▶ **STATED PROBLEM**: Exclude the pictures, then repeat the remaining data exactly.

---------- ROWS

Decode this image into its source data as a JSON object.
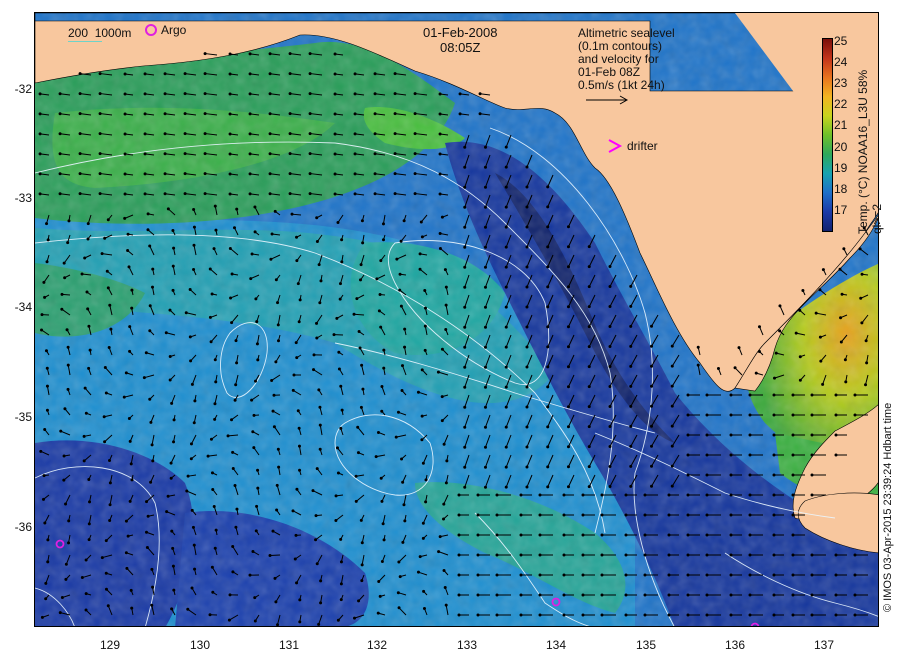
{
  "date": "01-Feb-2008",
  "time": "08:05Z",
  "bathymetry_legend": {
    "shallow": "200",
    "deep": "1000m"
  },
  "argo_label": "Argo",
  "drifter_label": "drifter",
  "altimetry_note": [
    "Altimetric sealevel",
    "(0.1m contours)",
    "and velocity for",
    "01-Feb 08Z",
    "0.5m/s (1kt 24h)"
  ],
  "colorbar": {
    "title": "Temp. (°C) NOAA16_L3U 58% ql>=2",
    "ticks": [
      "25",
      "24",
      "23",
      "22",
      "21",
      "20",
      "19",
      "18",
      "17"
    ]
  },
  "credit": "© IMOS 03-Apr-2015 23:39:24 Hdbart time",
  "axes": {
    "lat_ticks": [
      "-32",
      "-33",
      "-34",
      "-35",
      "-36"
    ],
    "lon_ticks": [
      "129",
      "130",
      "131",
      "132",
      "133",
      "134",
      "135",
      "136",
      "137"
    ]
  },
  "colors": {
    "land": "#f8c79e",
    "sst_cold": "#12226e",
    "sst_cool": "#1e6fc8",
    "sst_mid": "#18a3b0",
    "sst_warm": "#2fa85a",
    "sst_hot": "#f2b422",
    "contour": "#e8f4ff",
    "argo_marker": "#e020e0",
    "drifter_marker": "#ff00ff"
  }
}
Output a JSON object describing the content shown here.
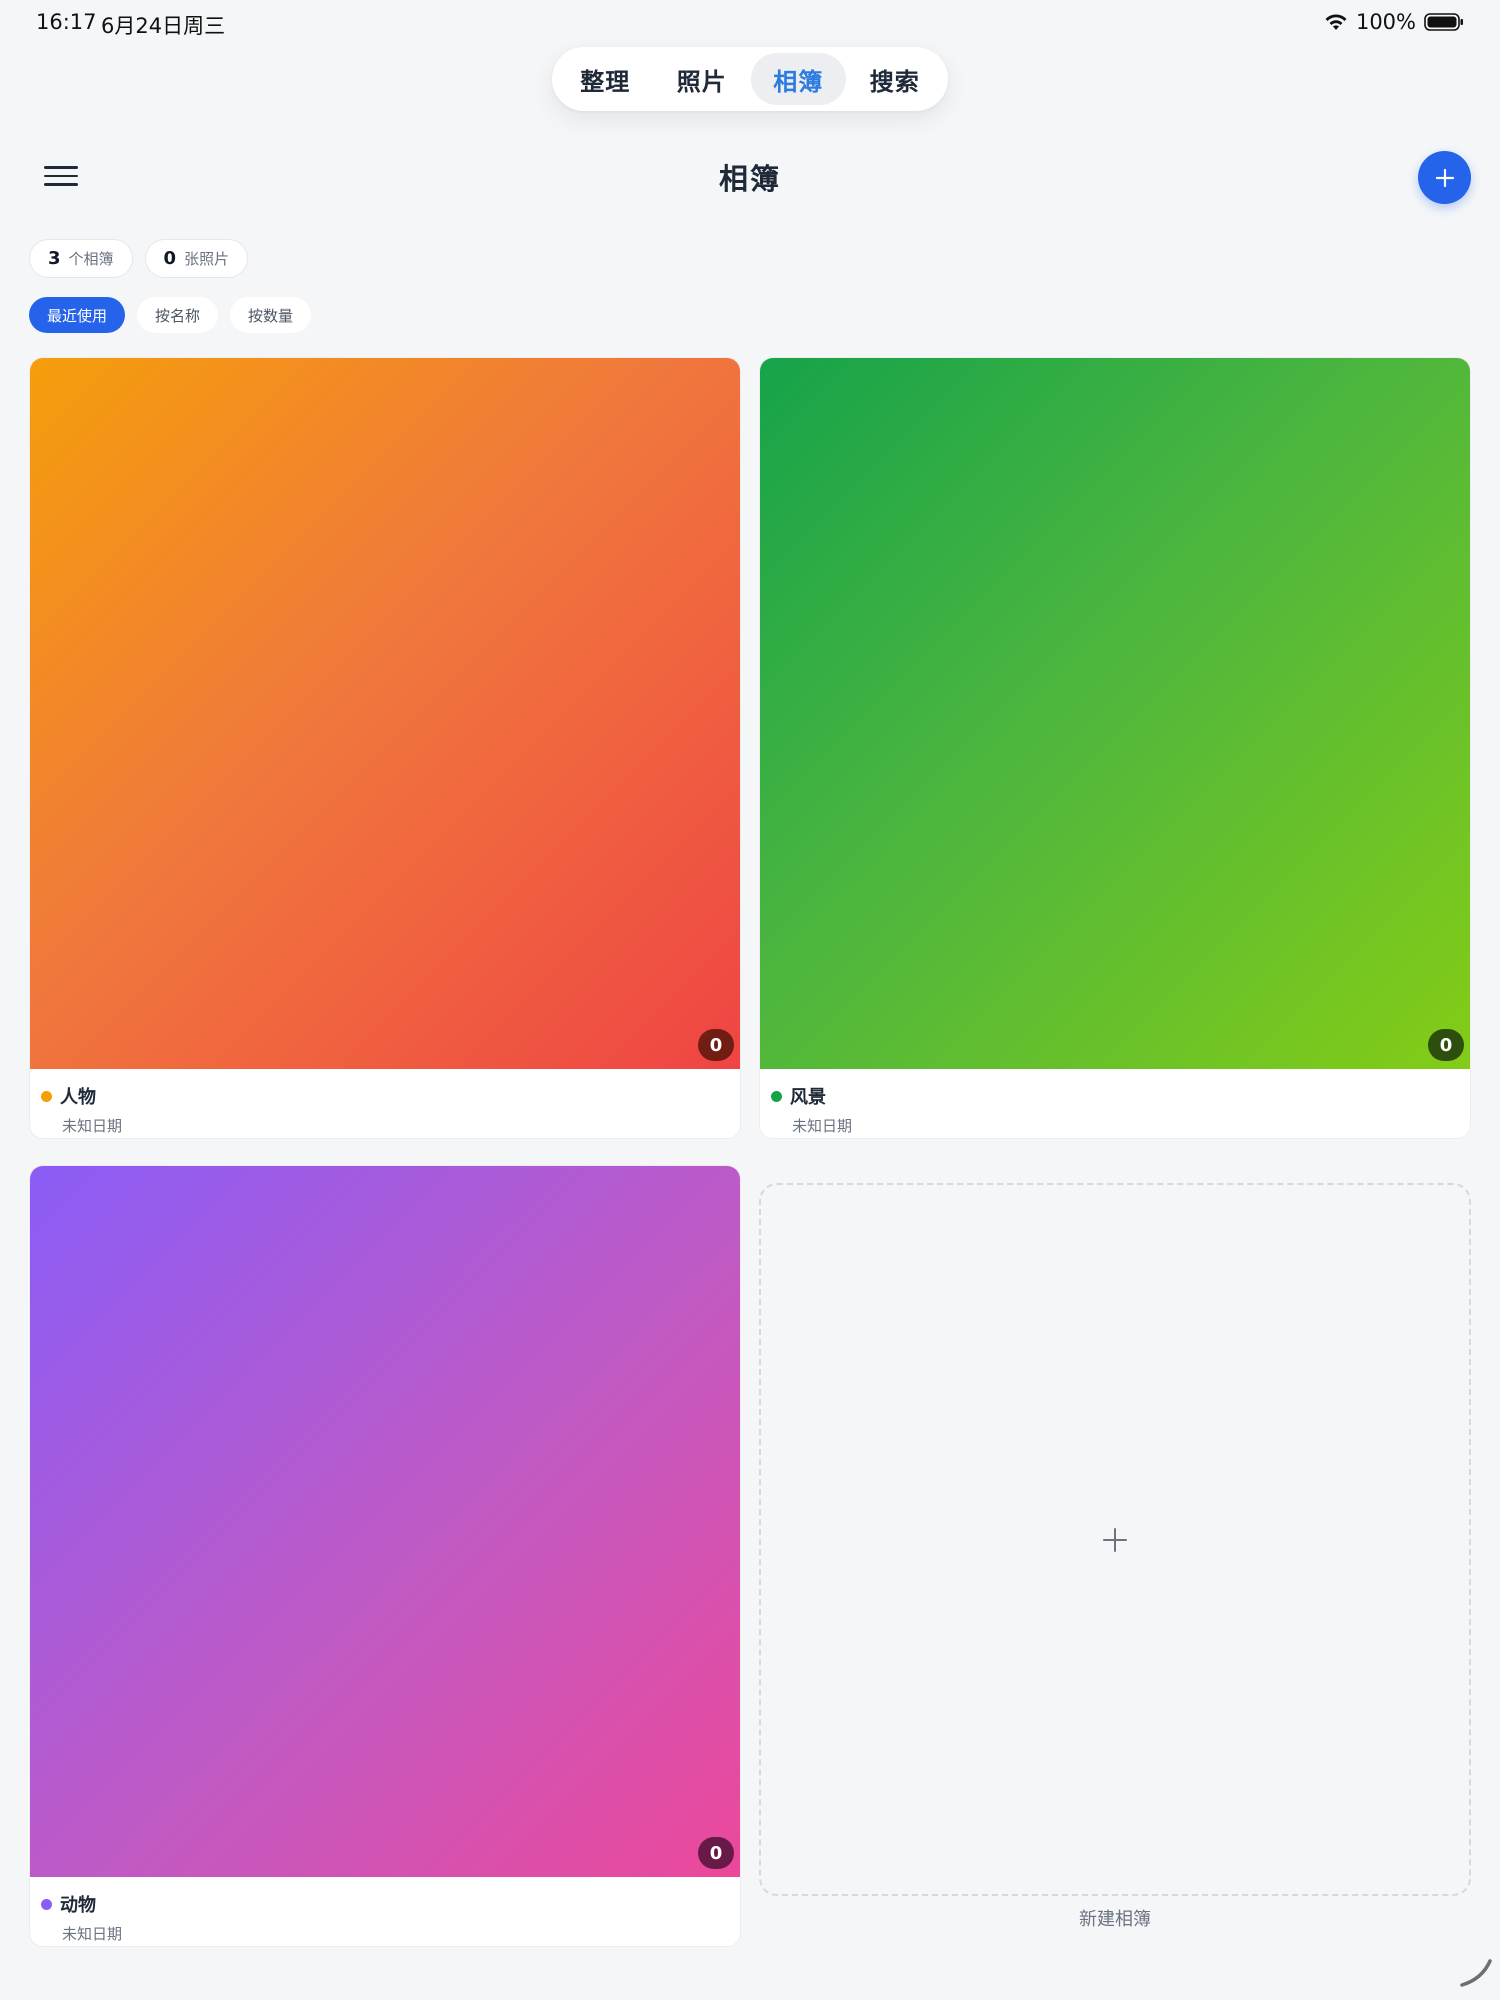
{
  "status_bar": {
    "time": "16:17",
    "date": "6月24日周三",
    "battery_text": "100%"
  },
  "nav": {
    "tabs": [
      {
        "label": "整理",
        "active": false
      },
      {
        "label": "照片",
        "active": false
      },
      {
        "label": "相簿",
        "active": true
      },
      {
        "label": "搜索",
        "active": false
      }
    ]
  },
  "header": {
    "title": "相簿",
    "menu_icon": "hamburger-menu-icon",
    "add_icon": "plus-icon"
  },
  "stats": [
    {
      "value": "3",
      "label": "个相簿"
    },
    {
      "value": "0",
      "label": "张照片"
    }
  ],
  "sort": {
    "options": [
      {
        "label": "最近使用",
        "active": true
      },
      {
        "label": "按名称",
        "active": false
      },
      {
        "label": "按数量",
        "active": false
      }
    ]
  },
  "albums": [
    {
      "name": "人物",
      "date": "未知日期",
      "count": "0",
      "dot_color": "#f59e0b"
    },
    {
      "name": "风景",
      "date": "未知日期",
      "count": "0",
      "dot_color": "#16a34a"
    },
    {
      "name": "动物",
      "date": "未知日期",
      "count": "0",
      "dot_color": "#8b5cf6"
    }
  ],
  "new_album": {
    "label": "新建相簿",
    "icon": "plus-icon"
  },
  "colors": {
    "accent": "#2563eb",
    "active_tab_text": "#2b7be0",
    "background": "#f4f6f8"
  }
}
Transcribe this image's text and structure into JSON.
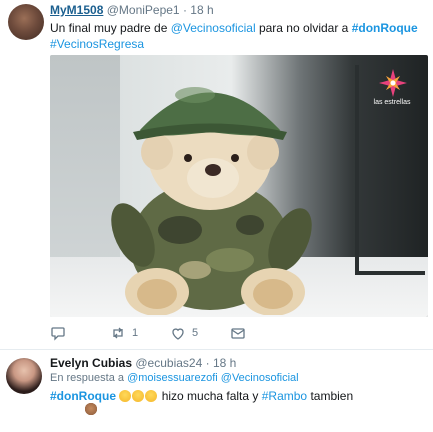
{
  "tweet1": {
    "display_name": "MyM1508",
    "handle": "@MoniPepe1",
    "time": "18 h",
    "text_pre": "Un final muy padre de ",
    "mention": "@Vecinosoficial",
    "text_mid": " para no olvidar a ",
    "hashtag_main": "#donRoque",
    "hashtag_second": "#VecinosRegresa",
    "media_logo_text": "las estrellas",
    "reply_count": "",
    "retweet_count": "1",
    "like_count": "5"
  },
  "tweet2": {
    "display_name": "Evelyn Cubias",
    "handle": "@ecubias24",
    "time": "18 h",
    "reply_prefix": "En respuesta a ",
    "reply_mention_1": "@moisessuarezofi",
    "reply_mention_2": "@Vecinosoficial",
    "hashtag_1": "#donRoque",
    "text_mid": " hizo mucha falta y ",
    "hashtag_2": "#Rambo",
    "text_end": " tambien "
  },
  "colors": {
    "link": "#1b95e0",
    "muted": "#657786",
    "text": "#14171a"
  },
  "icons": [
    "reply-icon",
    "retweet-icon",
    "like-icon",
    "message-icon"
  ]
}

--------------------

▶ **REPLY TO THE TASK**:
Decode this image into its source data as a JSON object.
{
  "date": "01-Feb-2008",
  "time": "08:05Z",
  "bathymetry_legend": {
    "shallow": "200",
    "deep": "1000m"
  },
  "argo_label": "Argo",
  "drifter_label": "drifter",
  "altimetry_note": [
    "Altimetric sealevel",
    "(0.1m contours)",
    "and velocity for",
    "01-Feb 08Z",
    "0.5m/s (1kt 24h)"
  ],
  "colorbar": {
    "title": "Temp. (°C) NOAA16_L3U 58% ql>=2",
    "ticks": [
      "25",
      "24",
      "23",
      "22",
      "21",
      "20",
      "19",
      "18",
      "17"
    ]
  },
  "credit": "© IMOS 03-Apr-2015 23:39:24 Hdbart time",
  "axes": {
    "lat_ticks": [
      "-32",
      "-33",
      "-34",
      "-35",
      "-36"
    ],
    "lon_ticks": [
      "129",
      "130",
      "131",
      "132",
      "133",
      "134",
      "135",
      "136",
      "137"
    ]
  },
  "colors": {
    "land": "#f8c79e",
    "sst_cold": "#12226e",
    "sst_cool": "#1e6fc8",
    "sst_mid": "#18a3b0",
    "sst_warm": "#2fa85a",
    "sst_hot": "#f2b422",
    "contour": "#e8f4ff",
    "argo_marker": "#e020e0",
    "drifter_marker": "#ff00ff"
  }
}
Output a JSON object describing the content shown here.
{
  "status_bar": {
    "time": "16:17",
    "date": "6月24日周三",
    "battery_text": "100%"
  },
  "nav": {
    "tabs": [
      {
        "label": "整理",
        "active": false
      },
      {
        "label": "照片",
        "active": false
      },
      {
        "label": "相簿",
        "active": true
      },
      {
        "label": "搜索",
        "active": false
      }
    ]
  },
  "header": {
    "title": "相簿",
    "menu_icon": "hamburger-menu-icon",
    "add_icon": "plus-icon"
  },
  "stats": [
    {
      "value": "3",
      "label": "个相簿"
    },
    {
      "value": "0",
      "label": "张照片"
    }
  ],
  "sort": {
    "options": [
      {
        "label": "最近使用",
        "active": true
      },
      {
        "label": "按名称",
        "active": false
      },
      {
        "label": "按数量",
        "active": false
      }
    ]
  },
  "albums": [
    {
      "name": "人物",
      "date": "未知日期",
      "count": "0",
      "dot_color": "#f59e0b"
    },
    {
      "name": "风景",
      "date": "未知日期",
      "count": "0",
      "dot_color": "#16a34a"
    },
    {
      "name": "动物",
      "date": "未知日期",
      "count": "0",
      "dot_color": "#8b5cf6"
    }
  ],
  "new_album": {
    "label": "新建相簿",
    "icon": "plus-icon"
  },
  "colors": {
    "accent": "#2563eb",
    "active_tab_text": "#2b7be0",
    "background": "#f4f6f8"
  }
}
Transcribe this image's text and structure into JSON.
{
  "tweet1": {
    "display_name": "MyM1508",
    "handle": "@MoniPepe1",
    "time": "18 h",
    "text_pre": "Un final muy padre de ",
    "mention": "@Vecinosoficial",
    "text_mid": " para no olvidar a ",
    "hashtag_main": "#donRoque",
    "hashtag_second": "#VecinosRegresa",
    "media_logo_text": "las estrellas",
    "reply_count": "",
    "retweet_count": "1",
    "like_count": "5"
  },
  "tweet2": {
    "display_name": "Evelyn Cubias",
    "handle": "@ecubias24",
    "time": "18 h",
    "reply_prefix": "En respuesta a ",
    "reply_mention_1": "@moisessuarezofi",
    "reply_mention_2": "@Vecinosoficial",
    "hashtag_1": "#donRoque",
    "text_mid": " hizo mucha falta y ",
    "hashtag_2": "#Rambo",
    "text_end": " tambien "
  },
  "colors": {
    "link": "#1b95e0",
    "muted": "#657786",
    "text": "#14171a"
  },
  "icons": [
    "reply-icon",
    "retweet-icon",
    "like-icon",
    "message-icon"
  ]
}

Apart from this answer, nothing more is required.